[Collection entries]
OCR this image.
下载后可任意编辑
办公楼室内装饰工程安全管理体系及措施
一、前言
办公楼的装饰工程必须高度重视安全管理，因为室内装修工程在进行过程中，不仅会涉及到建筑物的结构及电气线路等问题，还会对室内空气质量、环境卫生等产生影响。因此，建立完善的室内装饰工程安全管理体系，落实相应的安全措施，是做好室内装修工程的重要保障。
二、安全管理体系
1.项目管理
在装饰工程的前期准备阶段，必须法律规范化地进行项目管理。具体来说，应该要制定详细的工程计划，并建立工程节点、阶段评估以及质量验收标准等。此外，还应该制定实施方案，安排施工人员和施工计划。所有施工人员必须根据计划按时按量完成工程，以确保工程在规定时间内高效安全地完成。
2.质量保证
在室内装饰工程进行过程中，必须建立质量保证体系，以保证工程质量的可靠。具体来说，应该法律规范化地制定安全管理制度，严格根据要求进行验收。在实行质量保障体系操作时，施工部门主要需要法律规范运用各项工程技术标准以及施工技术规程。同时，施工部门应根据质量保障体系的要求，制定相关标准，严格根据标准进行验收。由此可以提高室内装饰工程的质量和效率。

_Task description:_ All of the records must be repeated exactly.

_Reply:_
OCR this image.
下载后可任意编辑
办公楼室内装饰工程安全管理体系及措施
一、前言
办公楼的装饰工程必须高度重视安全管理，因为室内装修工程在进行过程中，不仅会涉及到建筑物的结构及电气线路等问题，还会对室内空气质量、环境卫生等产生影响。因此，建立完善的室内装饰工程安全管理体系，落实相应的安全措施，是做好室内装修工程的重要保障。
二、安全管理体系
1.项目管理
在装饰工程的前期准备阶段，必须法律规范化地进行项目管理。具体来说，应该要制定详细的工程计划，并建立工程节点、阶段评估以及质量验收标准等。此外，还应该制定实施方案，安排施工人员和施工计划。所有施工人员必须根据计划按时按量完成工程，以确保工程在规定时间内高效安全地完成。
2.质量保证
在室内装饰工程进行过程中，必须建立质量保证体系，以保证工程质量的可靠。具体来说，应该法律规范化地制定安全管理制度，严格根据要求进行验收。在实行质量保障体系操作时，施工部门主要需要法律规范运用各项工程技术标准以及施工技术规程。同时，施工部门应根据质量保障体系的要求，制定相关标准，严格根据标准进行验收。由此可以提高室内装饰工程的质量和效率。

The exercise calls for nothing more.